> [STATED TASK] Write out the material exactly, leaving every picture behind.

********************

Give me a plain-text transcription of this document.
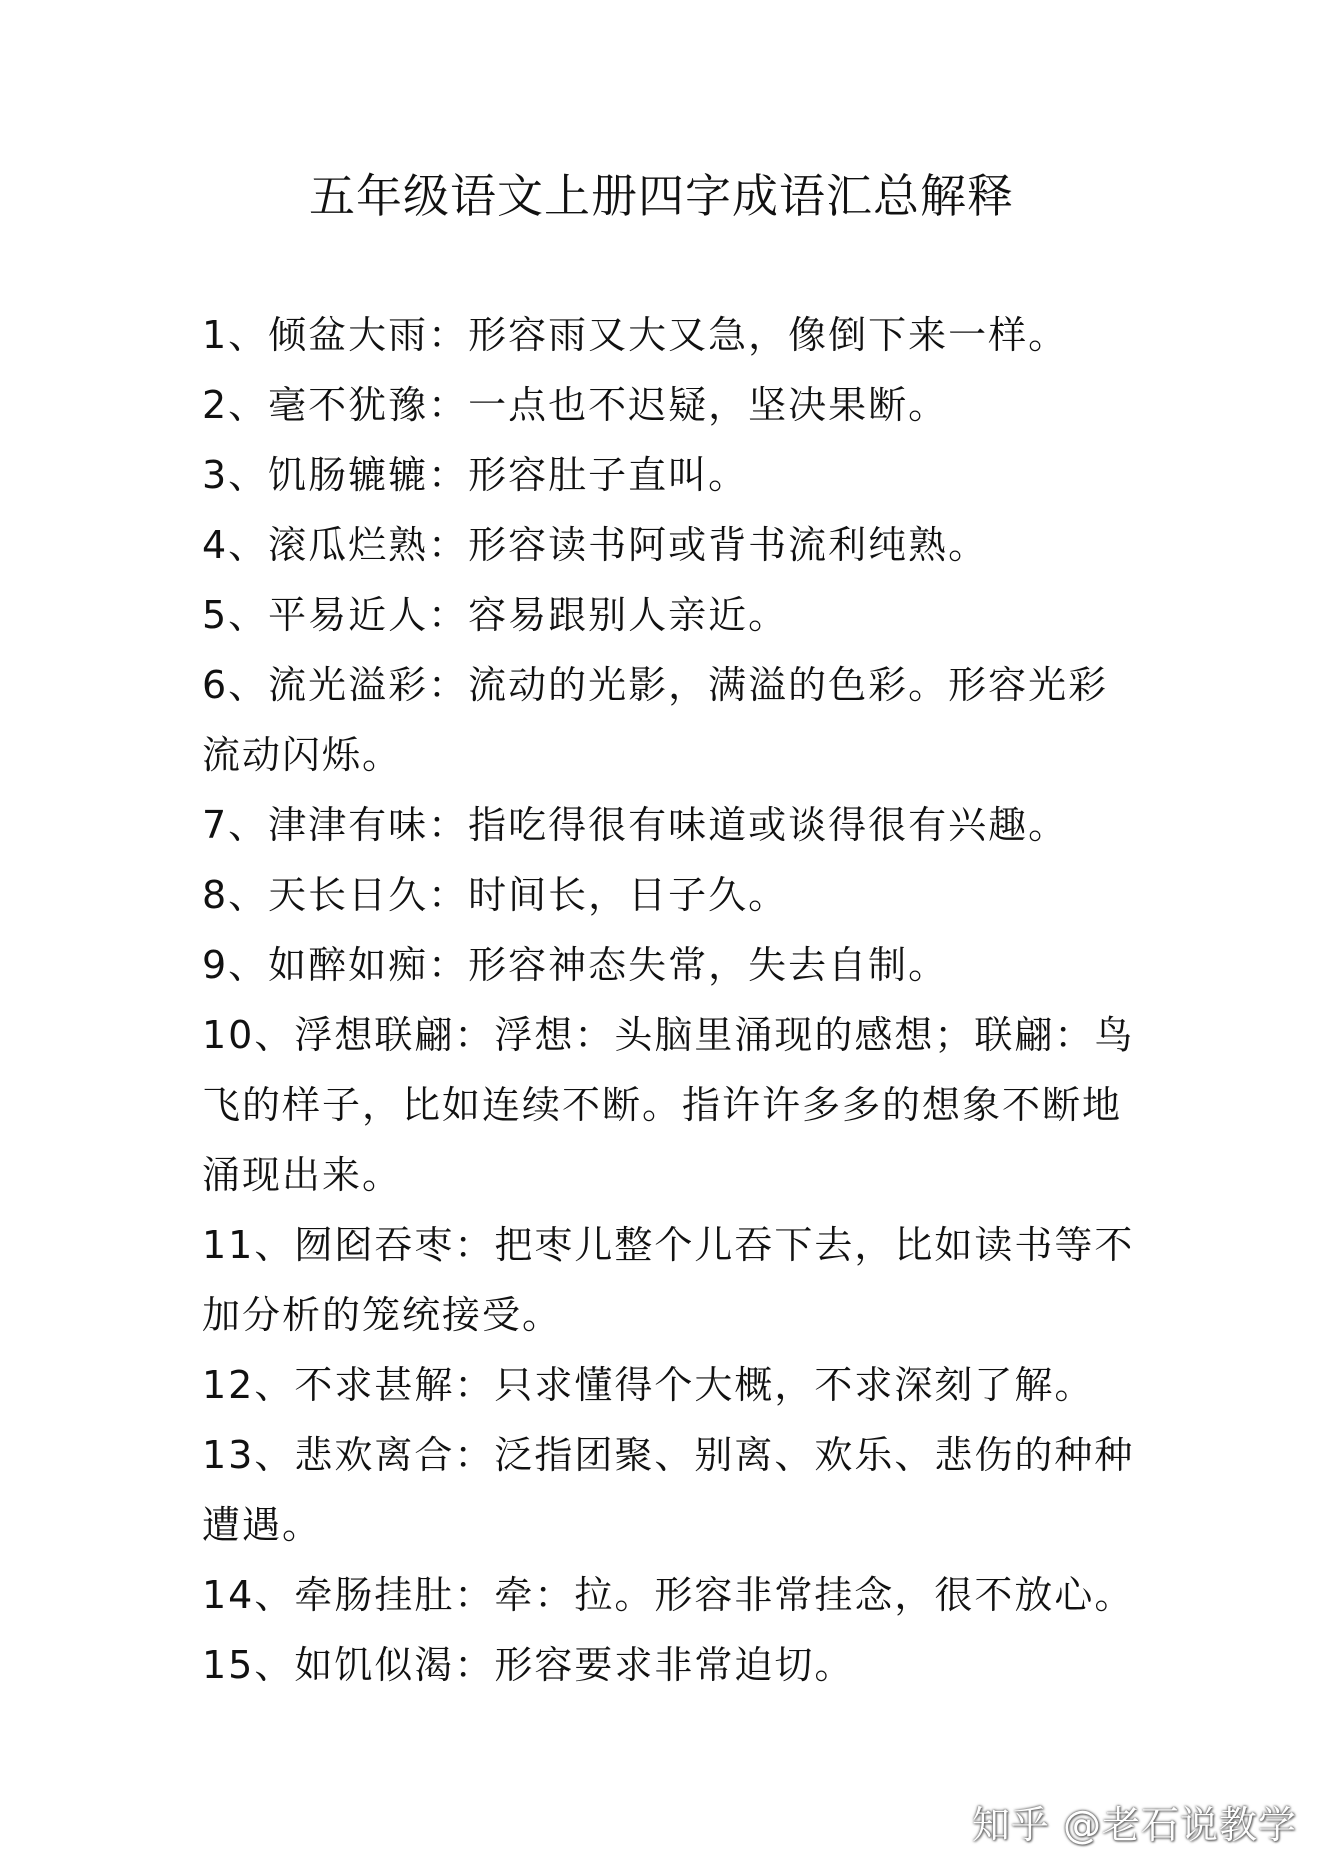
五年级语文上册四字成语汇总解释
1、倾盆大雨：形容雨又大又急，像倒下来一样。
2、毫不犹豫：一点也不迟疑，坚决果断。
3、饥肠辘辘：形容肚子直叫。
4、滚瓜烂熟：形容读书阿或背书流利纯熟。
5、平易近人：容易跟别人亲近。
6、流光溢彩：流动的光影，满溢的色彩。形容光彩流动闪烁。
7、津津有味：指吃得很有味道或谈得很有兴趣。
8、天长日久：时间长，日子久。
9、如醉如痴：形容神态失常，失去自制。
10、浮想联翩：浮想：头脑里涌现的感想；联翩：鸟飞的样子，比如连续不断。指许许多多的想象不断地涌现出来。
11、囫囵吞枣：把枣儿整个儿吞下去，比如读书等不加分析的笼统接受。
12、不求甚解：只求懂得个大概，不求深刻了解。
13、悲欢离合：泛指团聚、别离、欢乐、悲伤的种种遭遇。
14、牵肠挂肚：牵：拉。形容非常挂念，很不放心。
15、如饥似渴：形容要求非常迫切。
知乎 @老石说教学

********************

> [RIGHT ANSWER]
Give me a plain-text transcription of this document.
五年级语文上册四字成语汇总解释
1、倾盆大雨：形容雨又大又急，像倒下来一样。
2、毫不犹豫：一点也不迟疑，坚决果断。
3、饥肠辘辘：形容肚子直叫。
4、滚瓜烂熟：形容读书阿或背书流利纯熟。
5、平易近人：容易跟别人亲近。
6、流光溢彩：流动的光影，满溢的色彩。形容光彩流动闪烁。
7、津津有味：指吃得很有味道或谈得很有兴趣。
8、天长日久：时间长，日子久。
9、如醉如痴：形容神态失常，失去自制。
10、浮想联翩：浮想：头脑里涌现的感想；联翩：鸟飞的样子，比如连续不断。指许许多多的想象不断地涌现出来。
11、囫囵吞枣：把枣儿整个儿吞下去，比如读书等不加分析的笼统接受。
12、不求甚解：只求懂得个大概，不求深刻了解。
13、悲欢离合：泛指团聚、别离、欢乐、悲伤的种种遭遇。
14、牵肠挂肚：牵：拉。形容非常挂念，很不放心。
15、如饥似渴：形容要求非常迫切。
知乎 @老石说教学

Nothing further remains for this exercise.